━━━ Reading text ━━━

Philippians 2:8 tells us that Jesus, “being found in human form...humbled himself by becoming obedient to the point of death, even death on a cross” (emphasis added). Our salvation is accomplished through the obedience of Christ. Not only are his perfect obedience and righteousness imputed (credited) to us, but it was also Jesus’s obedience that led him to the cross, where he died the death that we should have died. Adam’s disobedience brought us death; Christ’s obedience brings us life.
This is great news! But the question we should all be asking is, How do I receive the grace, the life, and the justification the second Adam accomplished?
First Corinthians 15:21-22 tells us: “For as by a man came death, by a man has come also the resurrection of the dead. For as in Adam all die, so also in Christ shall all be made alive” (emphasis added).
That’s the answer: We must be in Christ. But how? This is the single most important question a person will ever ask. Literally, it is a question of life and death—life for those who are in Christ, and death for those who remain in Adam. How can I find myself “in Christ”?
According to Jesus, we must be born again: “Truly, truly, I say to you, unless one is born again he cannot see the kingdom of God…I say to you, unless one is born of water and the Spirit, he cannot enter the kingdom of God. That which is born of the flesh is flesh, and that which is born of the Spirit is spirit. Do not marvel that I said to you, ‘You must be born again’” (John 3:1-7). And in verse 15, Jesus says “Whoever believes in [the Son of Man] may have eternal life.”

━━━ Given data ━━━

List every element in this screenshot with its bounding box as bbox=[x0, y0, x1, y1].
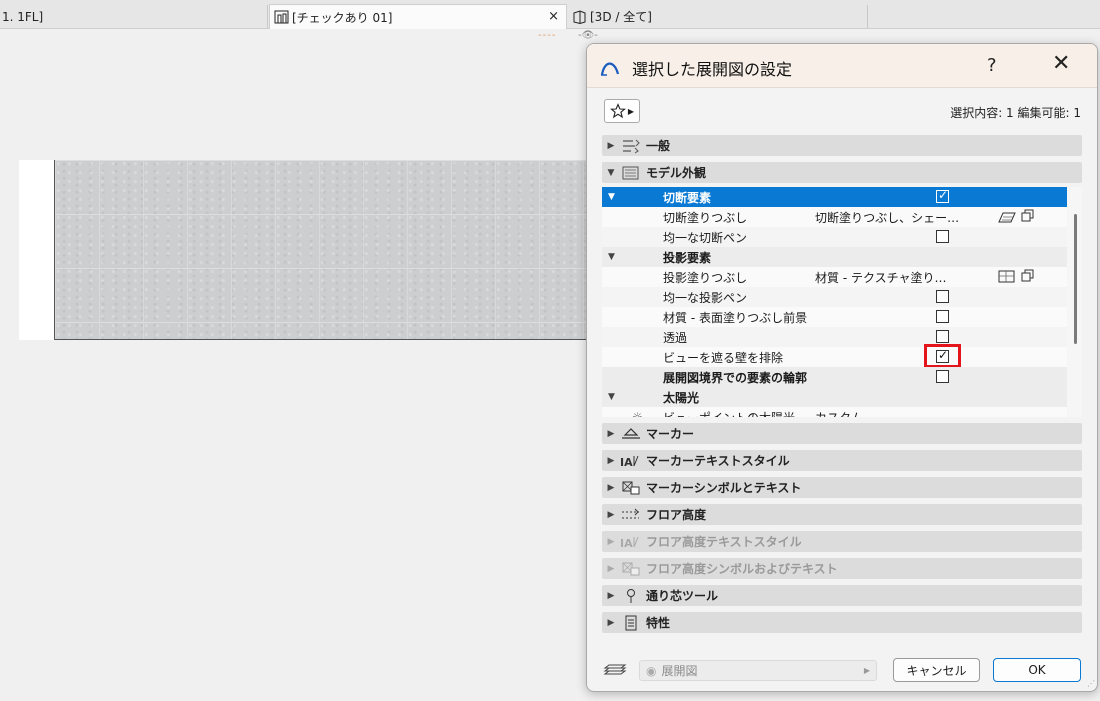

━━━

* _Tasks and exercises_:
1 – According to the passage on Christ's obedience, what did Adam's disobedience bring us?
2 – Please write what comes next in the passage on Christ's obedience, starting after its last sentence.
The lines are not needed here.

* _Written responses_:
1 – It brought us death.

2 –
We are all born physically as sons and daughters of the first Adam. We must be born again, spiritually, as a son or daughter of God. That new birth takes place when you look to Jesus and “confess with your mouth that Jesus is Lord and believe in your heart that God raised him from the dead, you will be saved” (Romans 10:9). At that point, a person is born again spiritually. And that new birth happens only through Jesus, the second Adam. We are then united to him for all eternity. This is what Scripture calls being in Christ.
The reason I said this is the single most important question any person will ever answer is because, like Paul said in 1 Corinthians 15:22, “As in Adam all die, so also in Christ shall all be made alive.” Are you still in Adam, or have you been born again through the works of the second Adam? Our eternal destiny is determined by which Adam we are in.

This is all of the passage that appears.